--- START ---

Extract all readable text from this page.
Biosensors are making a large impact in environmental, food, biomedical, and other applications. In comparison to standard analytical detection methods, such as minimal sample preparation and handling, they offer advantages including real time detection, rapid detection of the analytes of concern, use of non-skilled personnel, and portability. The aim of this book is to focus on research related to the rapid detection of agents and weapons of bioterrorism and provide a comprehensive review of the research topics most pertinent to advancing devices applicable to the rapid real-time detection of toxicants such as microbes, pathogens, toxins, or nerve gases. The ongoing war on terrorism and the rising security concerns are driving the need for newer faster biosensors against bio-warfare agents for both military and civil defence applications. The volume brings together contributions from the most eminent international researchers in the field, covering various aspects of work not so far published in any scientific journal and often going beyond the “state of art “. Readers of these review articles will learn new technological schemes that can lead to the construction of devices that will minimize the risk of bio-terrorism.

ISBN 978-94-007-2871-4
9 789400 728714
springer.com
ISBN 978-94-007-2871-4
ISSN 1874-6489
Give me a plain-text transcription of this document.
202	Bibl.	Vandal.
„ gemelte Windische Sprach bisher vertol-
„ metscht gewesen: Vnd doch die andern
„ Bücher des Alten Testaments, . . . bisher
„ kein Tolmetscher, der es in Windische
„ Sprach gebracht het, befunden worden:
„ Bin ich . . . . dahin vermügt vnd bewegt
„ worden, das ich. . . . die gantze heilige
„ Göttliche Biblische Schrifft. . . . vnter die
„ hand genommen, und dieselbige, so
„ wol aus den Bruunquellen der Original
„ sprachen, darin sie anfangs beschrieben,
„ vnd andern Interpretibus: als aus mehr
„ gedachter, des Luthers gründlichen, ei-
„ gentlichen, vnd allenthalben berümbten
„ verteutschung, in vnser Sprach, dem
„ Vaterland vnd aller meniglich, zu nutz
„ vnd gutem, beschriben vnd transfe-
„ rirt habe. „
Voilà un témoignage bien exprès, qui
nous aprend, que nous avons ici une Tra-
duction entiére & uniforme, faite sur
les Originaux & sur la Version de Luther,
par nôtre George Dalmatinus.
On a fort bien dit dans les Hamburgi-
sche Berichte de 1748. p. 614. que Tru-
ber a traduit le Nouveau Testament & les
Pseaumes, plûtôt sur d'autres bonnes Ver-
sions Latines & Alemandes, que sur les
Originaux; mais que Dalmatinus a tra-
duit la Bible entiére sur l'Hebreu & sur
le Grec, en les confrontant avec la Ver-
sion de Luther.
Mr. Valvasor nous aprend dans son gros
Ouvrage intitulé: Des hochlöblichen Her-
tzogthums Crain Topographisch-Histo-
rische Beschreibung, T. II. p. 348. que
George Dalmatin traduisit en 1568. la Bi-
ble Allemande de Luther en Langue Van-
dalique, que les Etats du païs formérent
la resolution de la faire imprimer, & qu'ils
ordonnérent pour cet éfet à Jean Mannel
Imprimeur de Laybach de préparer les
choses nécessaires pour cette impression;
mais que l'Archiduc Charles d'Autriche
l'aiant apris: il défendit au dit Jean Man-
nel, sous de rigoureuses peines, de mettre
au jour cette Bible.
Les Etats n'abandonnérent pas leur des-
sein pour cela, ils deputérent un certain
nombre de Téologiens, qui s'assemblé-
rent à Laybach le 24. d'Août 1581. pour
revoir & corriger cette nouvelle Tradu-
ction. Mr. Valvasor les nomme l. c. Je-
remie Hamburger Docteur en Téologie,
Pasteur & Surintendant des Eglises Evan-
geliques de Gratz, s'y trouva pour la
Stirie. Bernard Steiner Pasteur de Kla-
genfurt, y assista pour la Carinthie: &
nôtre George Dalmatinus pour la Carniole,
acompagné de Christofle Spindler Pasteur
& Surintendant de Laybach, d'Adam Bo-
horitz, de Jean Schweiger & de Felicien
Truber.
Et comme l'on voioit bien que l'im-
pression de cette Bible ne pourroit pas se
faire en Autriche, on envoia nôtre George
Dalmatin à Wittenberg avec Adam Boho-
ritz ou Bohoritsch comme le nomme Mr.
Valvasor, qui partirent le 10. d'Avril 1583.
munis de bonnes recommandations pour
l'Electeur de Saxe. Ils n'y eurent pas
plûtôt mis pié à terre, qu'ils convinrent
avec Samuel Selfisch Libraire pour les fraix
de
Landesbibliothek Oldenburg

--- END ---

● **WHAT YOU WILL DO**
All lines above that include the word "Pasteur" should be located and copied.

● **COMPLETED EXERCISE**
Pasteur & Surintendant des Eglises Evan-
Stirie. Bernard Steiner Pasteur de Kla-
acompagné de Christofle Spindler Pasteur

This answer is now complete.